Written problem: Show every line of the records below that contains the word "Plate".

Data entries:

* Start *

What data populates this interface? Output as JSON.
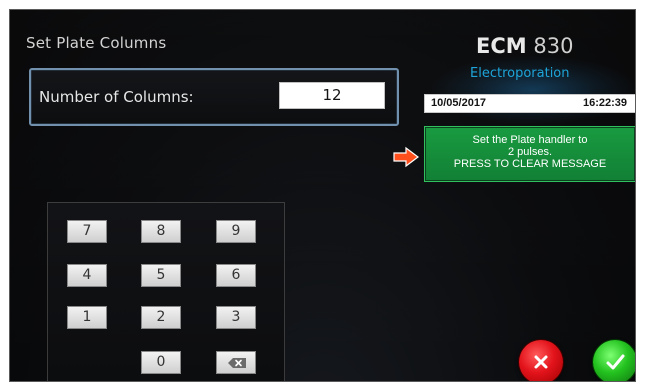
{
  "screen": {
    "title": "Set Plate Columns"
  },
  "field": {
    "label": "Number of Columns:",
    "value": "12"
  },
  "brand": {
    "model_bold": "ECM",
    "model_number": "830",
    "subtitle": "Electroporation"
  },
  "status": {
    "date": "10/05/2017",
    "time": "16:22:39"
  },
  "message": {
    "line1": "Set the Plate handler to",
    "line2": "2 pulses.",
    "line3": "PRESS TO CLEAR MESSAGE",
    "arrow_icon": "right-arrow-icon"
  },
  "keypad": {
    "keys": [
      "7",
      "8",
      "9",
      "4",
      "5",
      "6",
      "1",
      "2",
      "3",
      "0"
    ],
    "backspace_icon": "backspace-icon"
  },
  "actions": {
    "cancel_icon": "close-icon",
    "confirm_icon": "check-icon"
  },
  "colors": {
    "accent_blue": "#1aa3d8",
    "message_green": "#169a3e",
    "cancel_red": "#e3131b",
    "confirm_green": "#23c21f"
  }
}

* End *

Written solution:
    "title": "Set Plate Columns"
    "line1": "Set the Plate handler to",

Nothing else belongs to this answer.